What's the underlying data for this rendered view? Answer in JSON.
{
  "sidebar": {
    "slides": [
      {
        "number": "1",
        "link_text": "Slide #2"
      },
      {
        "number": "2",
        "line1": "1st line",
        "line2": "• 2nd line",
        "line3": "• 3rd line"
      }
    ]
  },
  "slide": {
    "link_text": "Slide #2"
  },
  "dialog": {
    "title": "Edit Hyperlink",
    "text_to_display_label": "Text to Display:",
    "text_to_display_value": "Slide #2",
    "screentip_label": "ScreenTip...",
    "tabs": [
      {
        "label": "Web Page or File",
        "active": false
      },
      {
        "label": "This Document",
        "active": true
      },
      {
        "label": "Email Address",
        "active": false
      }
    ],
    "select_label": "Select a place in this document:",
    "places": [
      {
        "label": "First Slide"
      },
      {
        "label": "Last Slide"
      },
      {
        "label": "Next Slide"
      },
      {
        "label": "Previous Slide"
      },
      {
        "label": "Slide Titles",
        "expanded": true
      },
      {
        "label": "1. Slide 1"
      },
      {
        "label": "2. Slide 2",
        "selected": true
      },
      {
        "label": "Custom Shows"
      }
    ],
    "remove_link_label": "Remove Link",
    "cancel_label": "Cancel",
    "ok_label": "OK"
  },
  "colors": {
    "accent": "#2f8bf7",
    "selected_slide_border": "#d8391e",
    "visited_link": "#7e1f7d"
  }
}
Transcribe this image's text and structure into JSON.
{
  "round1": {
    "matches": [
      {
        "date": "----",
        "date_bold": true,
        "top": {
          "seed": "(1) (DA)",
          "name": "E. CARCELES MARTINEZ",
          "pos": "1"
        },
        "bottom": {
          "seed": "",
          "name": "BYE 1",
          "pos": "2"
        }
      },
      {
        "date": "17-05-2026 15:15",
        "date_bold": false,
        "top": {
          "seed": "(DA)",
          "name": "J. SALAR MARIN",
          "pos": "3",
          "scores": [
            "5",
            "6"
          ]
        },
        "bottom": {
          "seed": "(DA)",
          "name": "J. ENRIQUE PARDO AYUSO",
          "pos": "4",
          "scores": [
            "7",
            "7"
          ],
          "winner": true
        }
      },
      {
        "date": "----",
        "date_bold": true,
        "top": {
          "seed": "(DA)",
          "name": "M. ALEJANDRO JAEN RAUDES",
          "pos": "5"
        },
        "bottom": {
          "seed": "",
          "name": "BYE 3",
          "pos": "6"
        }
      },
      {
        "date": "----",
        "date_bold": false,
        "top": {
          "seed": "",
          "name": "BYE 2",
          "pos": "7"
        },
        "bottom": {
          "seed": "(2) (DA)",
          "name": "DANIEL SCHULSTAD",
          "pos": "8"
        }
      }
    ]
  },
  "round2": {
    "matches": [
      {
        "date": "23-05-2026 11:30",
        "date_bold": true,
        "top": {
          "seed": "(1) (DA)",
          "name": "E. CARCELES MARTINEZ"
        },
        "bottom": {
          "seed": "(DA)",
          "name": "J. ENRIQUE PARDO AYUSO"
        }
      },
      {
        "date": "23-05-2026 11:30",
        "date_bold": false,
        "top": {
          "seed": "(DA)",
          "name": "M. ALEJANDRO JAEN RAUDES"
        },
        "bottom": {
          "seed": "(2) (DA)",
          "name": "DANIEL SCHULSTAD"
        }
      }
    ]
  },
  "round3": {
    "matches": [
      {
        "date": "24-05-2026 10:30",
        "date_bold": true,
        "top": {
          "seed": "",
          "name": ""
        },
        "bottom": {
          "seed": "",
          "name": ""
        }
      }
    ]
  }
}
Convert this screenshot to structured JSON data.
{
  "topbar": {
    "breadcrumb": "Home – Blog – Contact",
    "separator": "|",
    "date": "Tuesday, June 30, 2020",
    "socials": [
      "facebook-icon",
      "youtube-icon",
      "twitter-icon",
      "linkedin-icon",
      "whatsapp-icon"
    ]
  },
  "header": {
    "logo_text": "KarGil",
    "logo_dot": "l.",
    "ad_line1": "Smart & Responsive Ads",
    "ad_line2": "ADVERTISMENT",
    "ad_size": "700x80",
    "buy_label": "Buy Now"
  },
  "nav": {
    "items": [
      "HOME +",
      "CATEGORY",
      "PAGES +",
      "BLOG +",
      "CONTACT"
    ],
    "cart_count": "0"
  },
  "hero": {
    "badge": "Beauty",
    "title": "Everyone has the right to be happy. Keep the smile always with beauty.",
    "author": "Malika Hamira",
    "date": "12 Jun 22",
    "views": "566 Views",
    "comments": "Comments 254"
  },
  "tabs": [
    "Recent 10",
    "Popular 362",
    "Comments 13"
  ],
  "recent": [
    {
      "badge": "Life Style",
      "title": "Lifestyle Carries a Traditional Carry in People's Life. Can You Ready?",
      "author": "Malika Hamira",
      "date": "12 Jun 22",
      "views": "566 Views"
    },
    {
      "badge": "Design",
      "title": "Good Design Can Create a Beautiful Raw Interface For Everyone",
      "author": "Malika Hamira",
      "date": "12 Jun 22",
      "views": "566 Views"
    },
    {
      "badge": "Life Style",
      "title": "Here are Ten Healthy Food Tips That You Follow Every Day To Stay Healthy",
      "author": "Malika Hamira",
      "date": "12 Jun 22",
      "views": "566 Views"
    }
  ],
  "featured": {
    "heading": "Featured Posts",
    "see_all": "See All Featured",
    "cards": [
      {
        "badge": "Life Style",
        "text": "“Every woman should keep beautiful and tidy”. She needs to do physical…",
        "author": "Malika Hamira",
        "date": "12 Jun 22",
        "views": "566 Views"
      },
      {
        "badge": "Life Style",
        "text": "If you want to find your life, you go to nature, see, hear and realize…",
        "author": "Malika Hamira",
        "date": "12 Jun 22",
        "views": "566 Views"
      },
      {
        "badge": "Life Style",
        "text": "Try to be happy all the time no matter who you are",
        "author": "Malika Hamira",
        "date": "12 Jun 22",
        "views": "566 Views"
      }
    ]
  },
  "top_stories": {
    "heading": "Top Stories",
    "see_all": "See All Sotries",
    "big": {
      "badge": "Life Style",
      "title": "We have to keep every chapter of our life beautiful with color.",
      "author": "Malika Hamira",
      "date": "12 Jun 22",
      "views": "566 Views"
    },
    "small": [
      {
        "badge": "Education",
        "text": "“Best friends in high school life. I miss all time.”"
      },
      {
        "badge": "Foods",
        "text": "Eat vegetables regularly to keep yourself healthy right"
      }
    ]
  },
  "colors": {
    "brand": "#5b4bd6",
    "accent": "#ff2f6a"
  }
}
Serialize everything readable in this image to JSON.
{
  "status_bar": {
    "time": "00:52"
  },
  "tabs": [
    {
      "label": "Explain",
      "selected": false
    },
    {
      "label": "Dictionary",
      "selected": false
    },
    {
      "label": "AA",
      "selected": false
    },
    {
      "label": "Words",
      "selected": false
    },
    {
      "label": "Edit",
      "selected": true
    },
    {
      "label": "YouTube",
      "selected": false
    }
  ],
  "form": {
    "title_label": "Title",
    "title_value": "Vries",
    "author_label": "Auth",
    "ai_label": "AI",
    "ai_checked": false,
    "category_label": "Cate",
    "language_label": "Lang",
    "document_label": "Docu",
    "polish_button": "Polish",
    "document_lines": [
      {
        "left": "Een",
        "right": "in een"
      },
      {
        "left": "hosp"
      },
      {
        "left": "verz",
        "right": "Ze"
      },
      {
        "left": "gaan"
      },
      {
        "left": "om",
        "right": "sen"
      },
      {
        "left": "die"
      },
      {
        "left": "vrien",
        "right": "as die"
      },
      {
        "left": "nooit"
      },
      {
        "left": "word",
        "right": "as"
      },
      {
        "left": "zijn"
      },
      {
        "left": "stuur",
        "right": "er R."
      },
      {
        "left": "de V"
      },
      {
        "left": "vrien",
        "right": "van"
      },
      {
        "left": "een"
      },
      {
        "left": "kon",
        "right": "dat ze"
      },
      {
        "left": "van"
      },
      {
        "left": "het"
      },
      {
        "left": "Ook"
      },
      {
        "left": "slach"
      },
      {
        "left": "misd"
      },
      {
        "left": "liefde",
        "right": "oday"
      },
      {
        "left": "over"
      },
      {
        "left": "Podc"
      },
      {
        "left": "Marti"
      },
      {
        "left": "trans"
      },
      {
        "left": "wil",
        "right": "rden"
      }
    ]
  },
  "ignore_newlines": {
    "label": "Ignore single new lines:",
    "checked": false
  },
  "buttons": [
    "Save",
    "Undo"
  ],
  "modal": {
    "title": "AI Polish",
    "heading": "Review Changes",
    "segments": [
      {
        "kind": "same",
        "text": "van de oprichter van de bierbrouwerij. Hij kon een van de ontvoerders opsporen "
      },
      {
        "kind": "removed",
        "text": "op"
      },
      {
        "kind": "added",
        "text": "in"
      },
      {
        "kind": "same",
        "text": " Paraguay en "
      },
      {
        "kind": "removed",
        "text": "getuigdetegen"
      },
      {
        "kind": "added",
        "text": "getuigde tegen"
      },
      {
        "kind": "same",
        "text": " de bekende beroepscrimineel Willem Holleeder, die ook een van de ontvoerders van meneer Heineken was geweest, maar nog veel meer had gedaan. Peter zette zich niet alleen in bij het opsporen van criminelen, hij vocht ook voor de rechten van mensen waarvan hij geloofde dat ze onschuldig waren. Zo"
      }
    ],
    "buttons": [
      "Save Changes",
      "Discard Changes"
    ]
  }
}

*SET TASK:*
Look through the listing and extract every line with "Polish" in it.

*RESULT FOR THIS EXERCISE:*
    "polish_button": "Polish",
    "title": "AI Polish",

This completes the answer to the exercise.